▶ [To be done]:
Look for the word "reaction" in the entries below, then copy every line that has it.

▶ [Listing]:
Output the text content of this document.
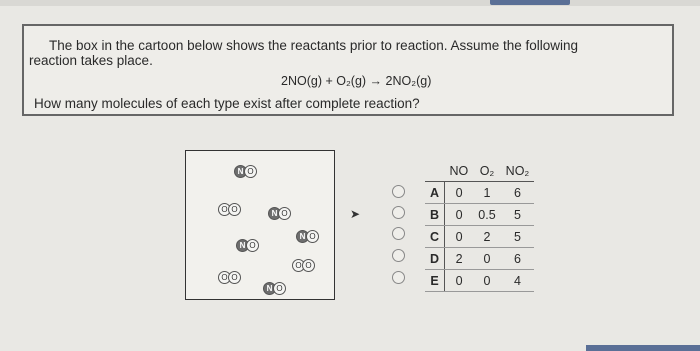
The box in the cartoon below shows the reactants prior to reaction. Assume the following
reaction takes place.
2NO(g) + O₂(g) → 2NO₂(g)
How many molecules of each type exist after complete reaction?
N O
O O	N O
N O
N O
O O
O O
N O
➤
	NO	O₂	NO₂
A	0	1	6
B	0	0.5	5
C	0	2	5
D	2	0	6
E	0	0	4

▶ [The reply]:
The box in the cartoon below shows the reactants prior to reaction. Assume the following
reaction takes place.
How many molecules of each type exist after complete reaction?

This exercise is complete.